● **Task input**

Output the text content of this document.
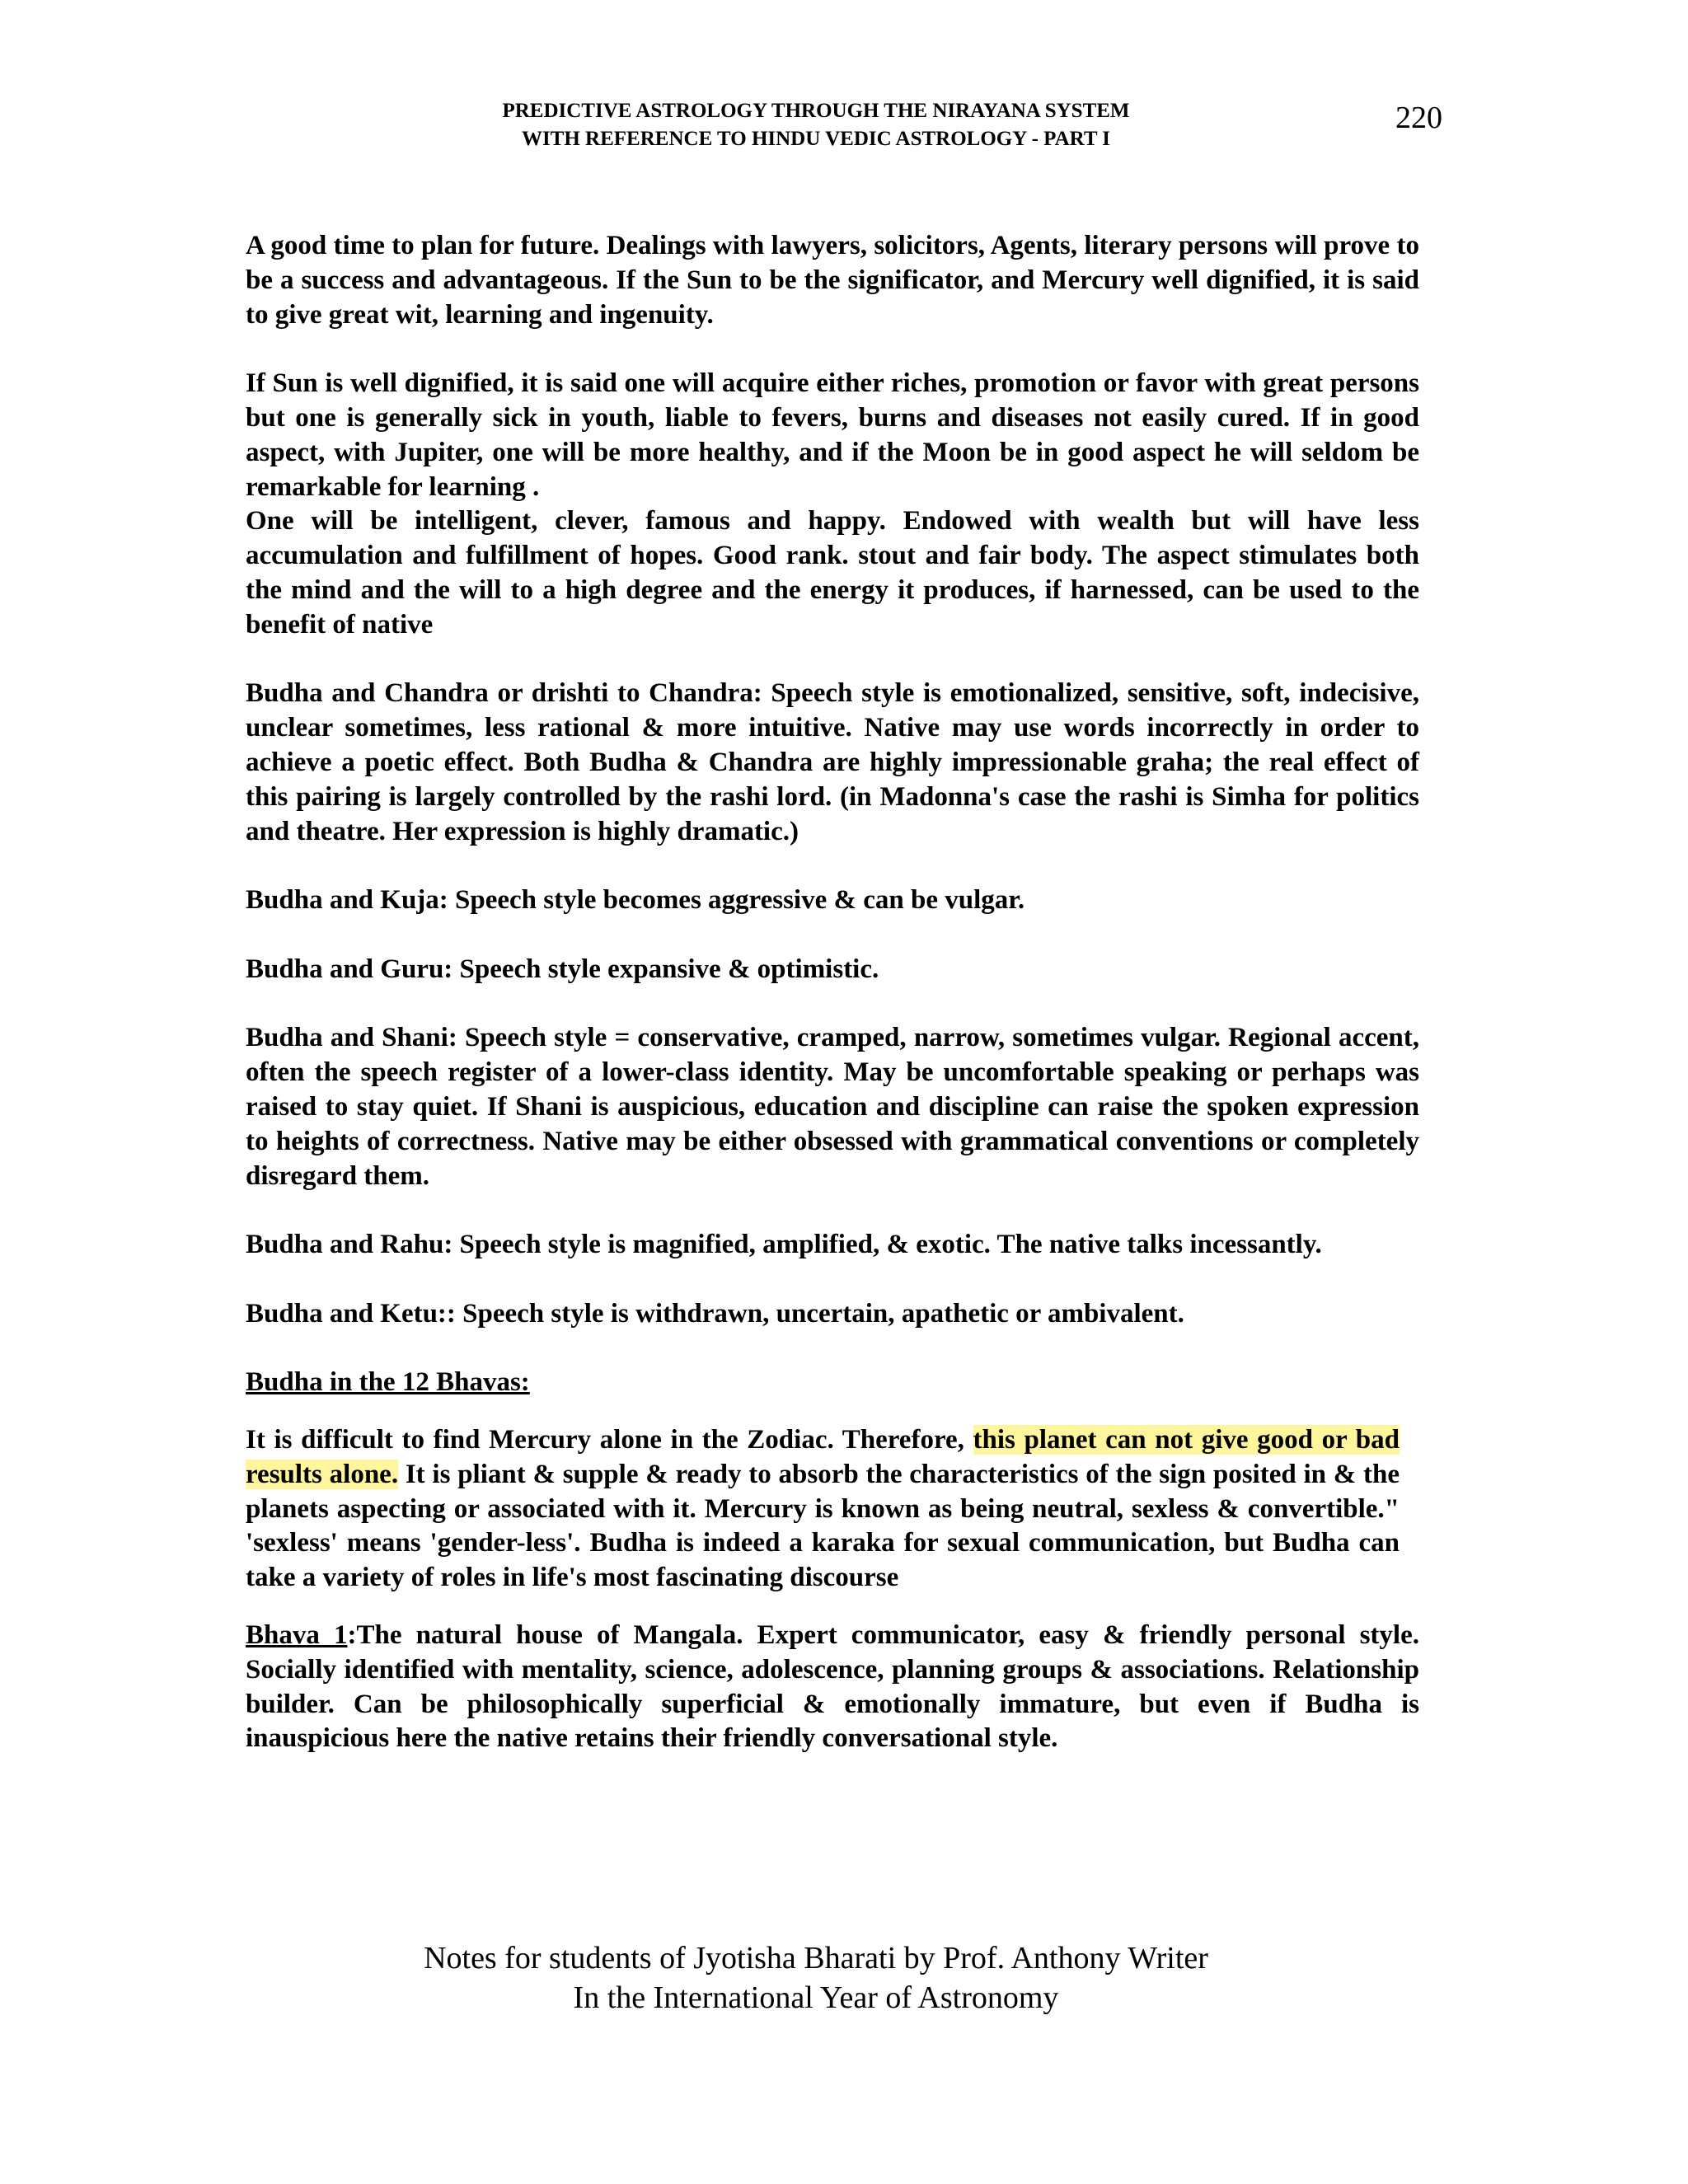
PREDICTIVE ASTROLOGY THROUGH THE NIRAYANA SYSTEM
WITH REFERENCE TO HINDU VEDIC ASTROLOGY - PART I
220

A good time to plan for future. Dealings with lawyers, solicitors, Agents, literary persons will prove to be a success and advantageous. If the Sun to be the significator, and Mercury well dignified, it is said to give great wit, learning and ingenuity.

If Sun is well dignified, it is said one will acquire either riches, promotion or favor with great persons but one is generally sick in youth, liable to fevers, burns and diseases not easily cured. If in good aspect, with Jupiter, one will be more healthy, and if the Moon be in good aspect he will seldom be remarkable for learning .

One will be intelligent, clever, famous and happy. Endowed with wealth but will have less accumulation and fulfillment of hopes. Good rank. stout and fair body. The aspect stimulates both the mind and the will to a high degree and the energy it produces, if harnessed, can be used to the benefit of native

Budha and Chandra or drishti to Chandra: Speech style is emotionalized, sensitive, soft, indecisive, unclear sometimes, less rational & more intuitive. Native may use words incorrectly in order to achieve a poetic effect. Both Budha & Chandra are highly impressionable graha; the real effect of this pairing is largely controlled by the rashi lord. (in Madonna's case the rashi is Simha for politics and theatre. Her expression is highly dramatic.)

Budha and Kuja: Speech style becomes aggressive & can be vulgar.

Budha and Guru: Speech style expansive & optimistic.

Budha and Shani: Speech style = conservative, cramped, narrow, sometimes vulgar. Regional accent, often the speech register of a lower-class identity. May be uncomfortable speaking or perhaps was raised to stay quiet. If Shani is auspicious, education and discipline can raise the spoken expression to heights of correctness. Native may be either obsessed with grammatical conventions or completely disregard them.

Budha and Rahu: Speech style is magnified, amplified, & exotic. The native talks incessantly.

Budha and Ketu:: Speech style is withdrawn, uncertain, apathetic or ambivalent.

Budha in the 12 Bhavas:

It is difficult to find Mercury alone in the Zodiac. Therefore, this planet can not give good or bad results alone. It is pliant & supple & ready to absorb the characteristics of the sign posited in & the planets aspecting or associated with it. Mercury is known as being neutral, sexless & convertible." 'sexless' means 'gender-less'. Budha is indeed a karaka for sexual communication, but Budha can take a variety of roles in life's most fascinating discourse

Bhava 1:The natural house of Mangala. Expert communicator, easy & friendly personal style. Socially identified with mentality, science, adolescence, planning groups & associations. Relationship builder. Can be philosophically superficial & emotionally immature, but even if Budha is inauspicious here the native retains their friendly conversational style.

Notes for students of Jyotisha Bharati by Prof. Anthony Writer
In the International Year of Astronomy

● **Exercise**
Using the records above, say how many lines include the string "great". Only the number is wanted.

● **Correct result**
2